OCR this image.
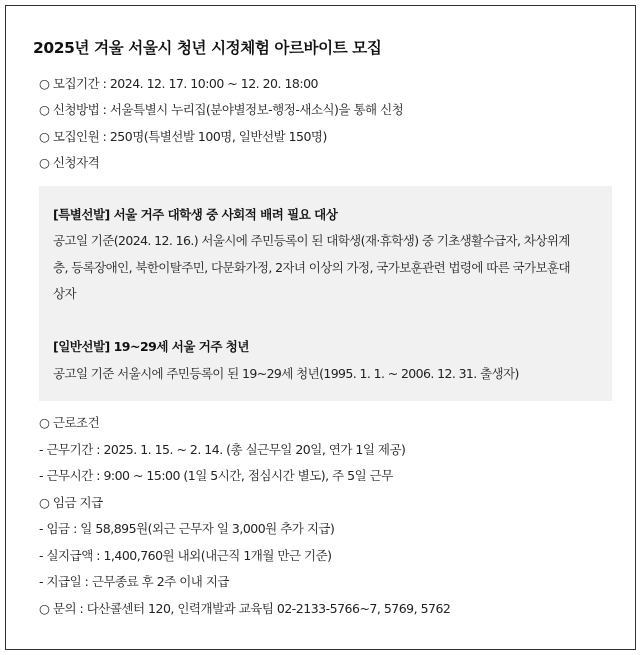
2025년 겨울 서울시 청년 시정체험 아르바이트 모집
○ 모집기간 : 2024. 12. 17. 10:00 ~ 12. 20. 18:00
○ 신청방법 : 서울특별시 누리집(분야별정보-행정-새소식)을 통해 신청
○ 모집인원 : 250명(특별선발 100명, 일반선발 150명)
○ 신청자격
[특별선발] 서울 거주 대학생 중 사회적 배려 필요 대상
공고일 기준(2024. 12. 16.) 서울시에 주민등록이 된 대학생(재·휴학생) 중 기초생활수급자, 차상위계
층, 등록장애인, 북한이탈주민, 다문화가정, 2자녀 이상의 가정, 국가보훈관련 법령에 따른 국가보훈대
상자
[일반선발] 19~29세 서울 거주 청년
공고일 기준 서울시에 주민등록이 된 19~29세 청년(1995. 1. 1. ~ 2006. 12. 31. 출생자)
○ 근로조건
- 근무기간 : 2025. 1. 15. ~ 2. 14. (총 실근무일 20일, 연가 1일 제공)
- 근무시간 : 9:00 ~ 15:00 (1일 5시간, 점심시간 별도), 주 5일 근무
○ 임금 지급
- 임금 : 일 58,895원(외근 근무자 일 3,000원 추가 지급)
- 실지급액 : 1,400,760원 내외(내근직 1개월 만근 기준)
- 지급일 : 근무종료 후 2주 이내 지급
○ 문의 : 다산콜센터 120, 인력개발과 교육팀 02-2133-5766~7, 5769, 5762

☆ ☆ ☆ ☆ ☆ ☆ ☆

* Job *
Transcribe the full listing character for character. Pictures are excluded.

* Exercise output *
OCR this image.
2025년 겨울 서울시 청년 시정체험 아르바이트 모집
○ 모집기간 : 2024. 12. 17. 10:00 ~ 12. 20. 18:00
○ 신청방법 : 서울특별시 누리집(분야별정보-행정-새소식)을 통해 신청
○ 모집인원 : 250명(특별선발 100명, 일반선발 150명)
○ 신청자격
[특별선발] 서울 거주 대학생 중 사회적 배려 필요 대상
공고일 기준(2024. 12. 16.) 서울시에 주민등록이 된 대학생(재·휴학생) 중 기초생활수급자, 차상위계
층, 등록장애인, 북한이탈주민, 다문화가정, 2자녀 이상의 가정, 국가보훈관련 법령에 따른 국가보훈대
상자
[일반선발] 19~29세 서울 거주 청년
공고일 기준 서울시에 주민등록이 된 19~29세 청년(1995. 1. 1. ~ 2006. 12. 31. 출생자)
○ 근로조건
- 근무기간 : 2025. 1. 15. ~ 2. 14. (총 실근무일 20일, 연가 1일 제공)
- 근무시간 : 9:00 ~ 15:00 (1일 5시간, 점심시간 별도), 주 5일 근무
○ 임금 지급
- 임금 : 일 58,895원(외근 근무자 일 3,000원 추가 지급)
- 실지급액 : 1,400,760원 내외(내근직 1개월 만근 기준)
- 지급일 : 근무종료 후 2주 이내 지급
○ 문의 : 다산콜센터 120, 인력개발과 교육팀 02-2133-5766~7, 5769, 5762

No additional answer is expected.